> **Written instruction**
Leaving out the pictures, transcribe all of the records faithfully.

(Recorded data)

============

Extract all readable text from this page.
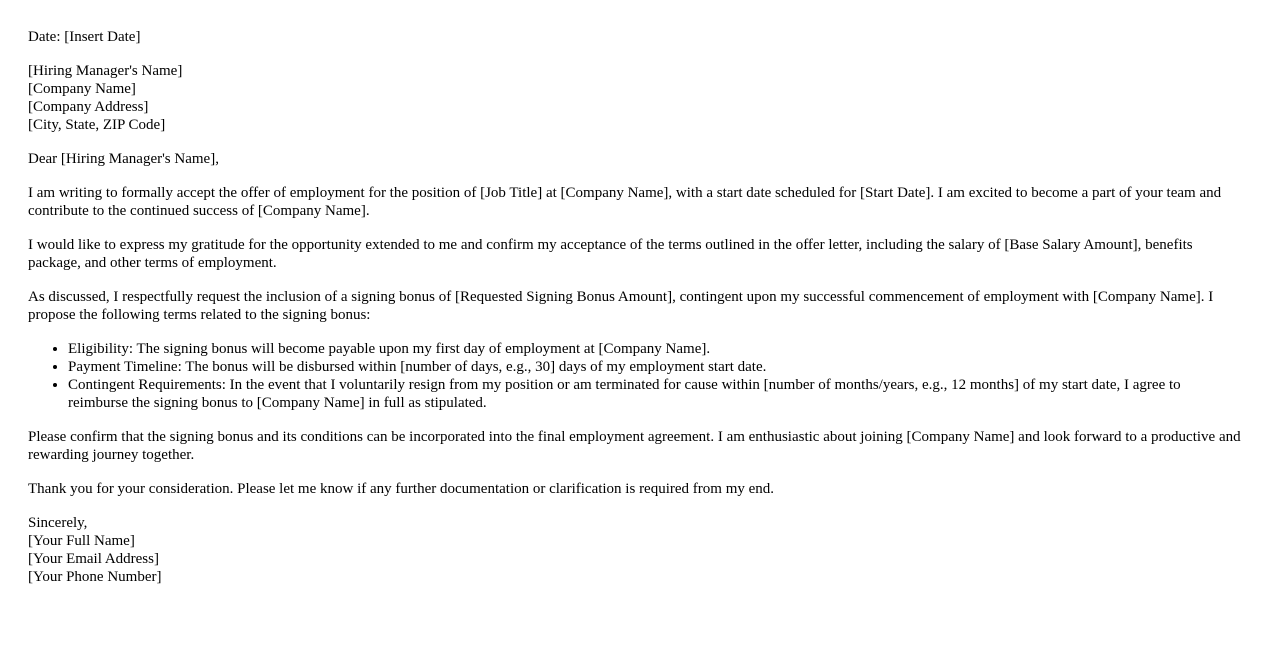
Date: [Insert Date]

[Hiring Manager's Name]
[Company Name]
[Company Address]
[City, State, ZIP Code]

Dear [Hiring Manager's Name],

I am writing to formally accept the offer of employment for the position of [Job Title] at [Company Name], with a start date scheduled for [Start Date]. I am excited to become a part of your team and contribute to the continued success of [Company Name].

I would like to express my gratitude for the opportunity extended to me and confirm my acceptance of the terms outlined in the offer letter, including the salary of [Base Salary Amount], benefits package, and other terms of employment.

As discussed, I respectfully request the inclusion of a signing bonus of [Requested Signing Bonus Amount], contingent upon my successful commencement of employment with [Company Name]. I propose the following terms related to the signing bonus:

• Eligibility: The signing bonus will become payable upon my first day of employment at [Company Name].
• Payment Timeline: The bonus will be disbursed within [number of days, e.g., 30] days of my employment start date.
• Contingent Requirements: In the event that I voluntarily resign from my position or am terminated for cause within [number of months/years, e.g., 12 months] of my start date, I agree to reimburse the signing bonus to [Company Name] in full as stipulated.

Please confirm that the signing bonus and its conditions can be incorporated into the final employment agreement. I am enthusiastic about joining [Company Name] and look forward to a productive and rewarding journey together.

Thank you for your consideration. Please let me know if any further documentation or clarification is required from my end.

Sincerely,
[Your Full Name]
[Your Email Address]
[Your Phone Number]
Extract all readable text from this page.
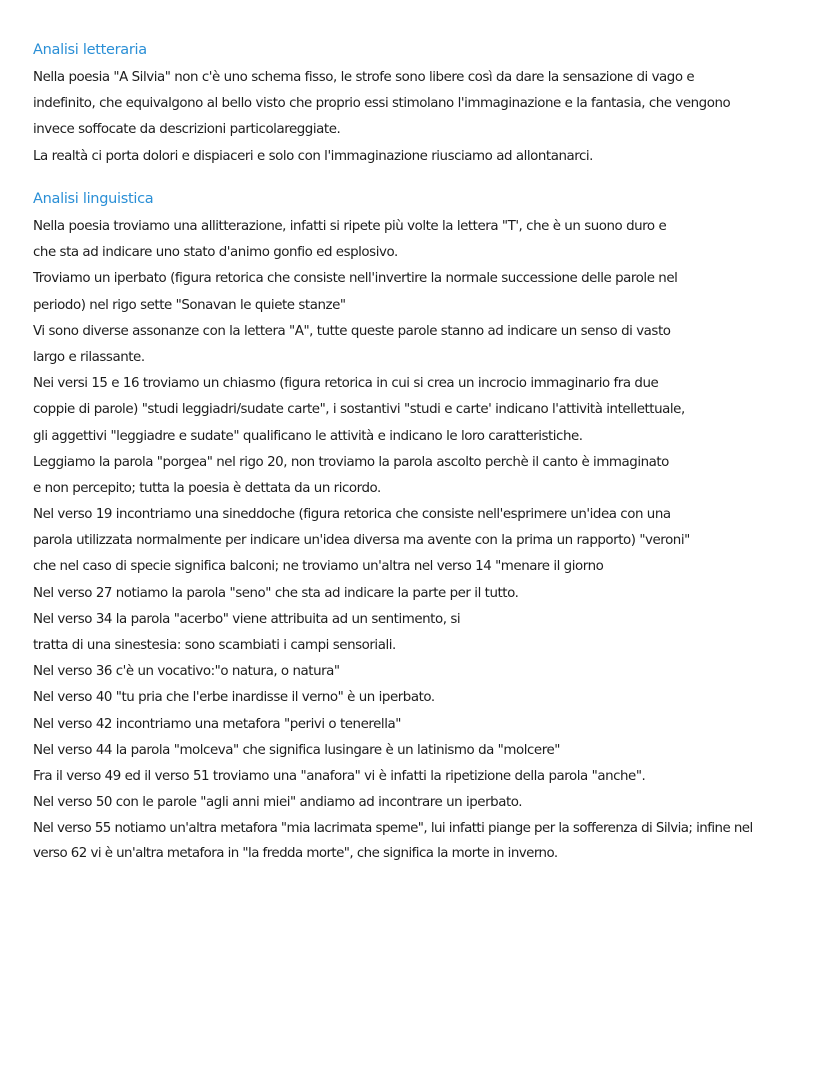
Analisi letteraria
Nella poesia "A Silvia" non c'è uno schema fisso, le strofe sono libere così da dare la sensazione di vago e
indefinito, che equivalgono al bello visto che proprio essi stimolano l'immaginazione e la fantasia, che vengono
invece soffocate da descrizioni particolareggiate.
La realtà ci porta dolori e dispiaceri e solo con l'immaginazione riusciamo ad allontanarci.
Analisi linguistica
Nella poesia troviamo una allitterazione, infatti si ripete più volte la lettera "T', che è un suono duro e
che sta ad indicare uno stato d'animo gonfio ed esplosivo.
Troviamo un iperbato (figura retorica che consiste nell'invertire la normale successione delle parole nel
periodo) nel rigo sette "Sonavan le quiete stanze"
Vi sono diverse assonanze con la lettera "A", tutte queste parole stanno ad indicare un senso di vasto
largo e rilassante.
Nei versi 15 e 16 troviamo un chiasmo (figura retorica in cui si crea un incrocio immaginario fra due
coppie di parole) "studi leggiadri/sudate carte", i sostantivi "studi e carte' indicano l'attività intellettuale,
gli aggettivi "leggiadre e sudate" qualificano le attività e indicano le loro caratteristiche.
Leggiamo la parola "porgea" nel rigo 20, non troviamo la parola ascolto perchè il canto è immaginato
e non percepito; tutta la poesia è dettata da un ricordo.
Nel verso 19 incontriamo una sineddoche (figura retorica che consiste nell'esprimere un'idea con una
parola utilizzata normalmente per indicare un'idea diversa ma avente con la prima un rapporto) "veroni"
che nel caso di specie significa balconi; ne troviamo un'altra nel verso 14 "menare il giorno
Nel verso 27 notiamo la parola "seno" che sta ad indicare la parte per il tutto.
Nel verso 34 la parola "acerbo" viene attribuita ad un sentimento, si
tratta di una sinestesia: sono scambiati i campi sensoriali.
Nel verso 36 c'è un vocativo:"o natura, o natura"
Nel verso 40 "tu pria che l'erbe inardisse il verno" è un iperbato.
Nel verso 42 incontriamo una metafora "perivi o tenerella"
Nel verso 44 la parola "molceva" che significa lusingare è un latinismo da "molcere"
Fra il verso 49 ed il verso 51 troviamo una "anafora" vi è infatti la ripetizione della parola "anche".
Nel verso 50 con le parole "agli anni miei" andiamo ad incontrare un iperbato.
Nel verso 55 notiamo un'altra metafora "mia lacrimata speme", lui infatti piange per la sofferenza di Silvia; infine nel
verso 62 vi è un'altra metafora in "la fredda morte", che significa la morte in inverno.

============

> **Solution for this problem**
Extract all readable text from this page.
Date: [Insert Date]

[Hiring Manager's Name]
[Company Name]
[Company Address]
[City, State, ZIP Code]

Dear [Hiring Manager's Name],

I am writing to formally accept the offer of employment for the position of [Job Title] at [Company Name], with a start date scheduled for [Start Date]. I am excited to become a part of your team and contribute to the continued success of [Company Name].

I would like to express my gratitude for the opportunity extended to me and confirm my acceptance of the terms outlined in the offer letter, including the salary of [Base Salary Amount], benefits package, and other terms of employment.

As discussed, I respectfully request the inclusion of a signing bonus of [Requested Signing Bonus Amount], contingent upon my successful commencement of employment with [Company Name]. I propose the following terms related to the signing bonus:

• Eligibility: The signing bonus will become payable upon my first day of employment at [Company Name].
• Payment Timeline: The bonus will be disbursed within [number of days, e.g., 30] days of my employment start date.
• Contingent Requirements: In the event that I voluntarily resign from my position or am terminated for cause within [number of months/years, e.g., 12 months] of my start date, I agree to reimburse the signing bonus to [Company Name] in full as stipulated.

Please confirm that the signing bonus and its conditions can be incorporated into the final employment agreement. I am enthusiastic about joining [Company Name] and look forward to a productive and rewarding journey together.

Thank you for your consideration. Please let me know if any further documentation or clarification is required from my end.

Sincerely,
[Your Full Name]
[Your Email Address]
[Your Phone Number]
Extract all readable text from this page.
Analisi letteraria
Nella poesia "A Silvia" non c'è uno schema fisso, le strofe sono libere così da dare la sensazione di vago e
indefinito, che equivalgono al bello visto che proprio essi stimolano l'immaginazione e la fantasia, che vengono
invece soffocate da descrizioni particolareggiate.
La realtà ci porta dolori e dispiaceri e solo con l'immaginazione riusciamo ad allontanarci.
Analisi linguistica
Nella poesia troviamo una allitterazione, infatti si ripete più volte la lettera "T', che è un suono duro e
che sta ad indicare uno stato d'animo gonfio ed esplosivo.
Troviamo un iperbato (figura retorica che consiste nell'invertire la normale successione delle parole nel
periodo) nel rigo sette "Sonavan le quiete stanze"
Vi sono diverse assonanze con la lettera "A", tutte queste parole stanno ad indicare un senso di vasto
largo e rilassante.
Nei versi 15 e 16 troviamo un chiasmo (figura retorica in cui si crea un incrocio immaginario fra due
coppie di parole) "studi leggiadri/sudate carte", i sostantivi "studi e carte' indicano l'attività intellettuale,
gli aggettivi "leggiadre e sudate" qualificano le attività e indicano le loro caratteristiche.
Leggiamo la parola "porgea" nel rigo 20, non troviamo la parola ascolto perchè il canto è immaginato
e non percepito; tutta la poesia è dettata da un ricordo.
Nel verso 19 incontriamo una sineddoche (figura retorica che consiste nell'esprimere un'idea con una
parola utilizzata normalmente per indicare un'idea diversa ma avente con la prima un rapporto) "veroni"
che nel caso di specie significa balconi; ne troviamo un'altra nel verso 14 "menare il giorno
Nel verso 27 notiamo la parola "seno" che sta ad indicare la parte per il tutto.
Nel verso 34 la parola "acerbo" viene attribuita ad un sentimento, si
tratta di una sinestesia: sono scambiati i campi sensoriali.
Nel verso 36 c'è un vocativo:"o natura, o natura"
Nel verso 40 "tu pria che l'erbe inardisse il verno" è un iperbato.
Nel verso 42 incontriamo una metafora "perivi o tenerella"
Nel verso 44 la parola "molceva" che significa lusingare è un latinismo da "molcere"
Fra il verso 49 ed il verso 51 troviamo una "anafora" vi è infatti la ripetizione della parola "anche".
Nel verso 50 con le parole "agli anni miei" andiamo ad incontrare un iperbato.
Nel verso 55 notiamo un'altra metafora "mia lacrimata speme", lui infatti piange per la sofferenza di Silvia; infine nel
verso 62 vi è un'altra metafora in "la fredda morte", che significa la morte in inverno.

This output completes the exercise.